Lines of data:
>> Begin

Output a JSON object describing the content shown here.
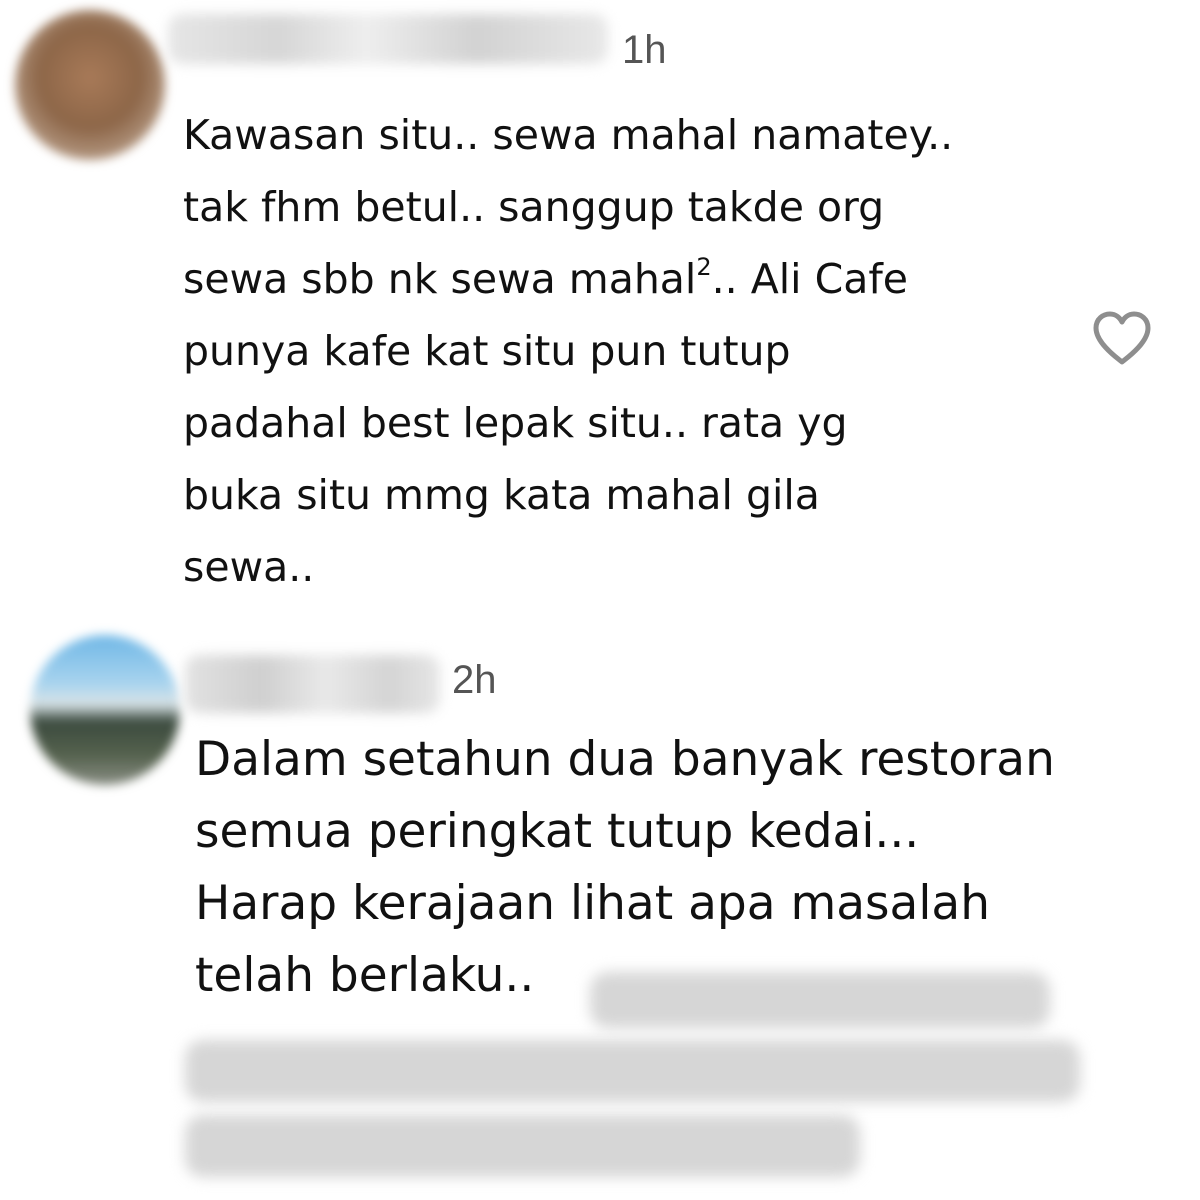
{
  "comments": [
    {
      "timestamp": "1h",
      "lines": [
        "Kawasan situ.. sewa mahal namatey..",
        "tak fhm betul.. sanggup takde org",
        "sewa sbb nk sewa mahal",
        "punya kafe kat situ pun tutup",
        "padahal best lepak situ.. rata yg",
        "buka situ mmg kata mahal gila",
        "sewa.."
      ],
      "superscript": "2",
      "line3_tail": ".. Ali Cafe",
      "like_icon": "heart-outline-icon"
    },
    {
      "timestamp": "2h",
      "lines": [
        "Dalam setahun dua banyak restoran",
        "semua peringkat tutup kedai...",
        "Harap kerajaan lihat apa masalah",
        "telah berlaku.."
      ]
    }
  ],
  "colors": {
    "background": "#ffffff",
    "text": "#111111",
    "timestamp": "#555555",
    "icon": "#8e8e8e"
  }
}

>> End

Across the entries, how many lines contain "timestamp"? Reply with the number only.

3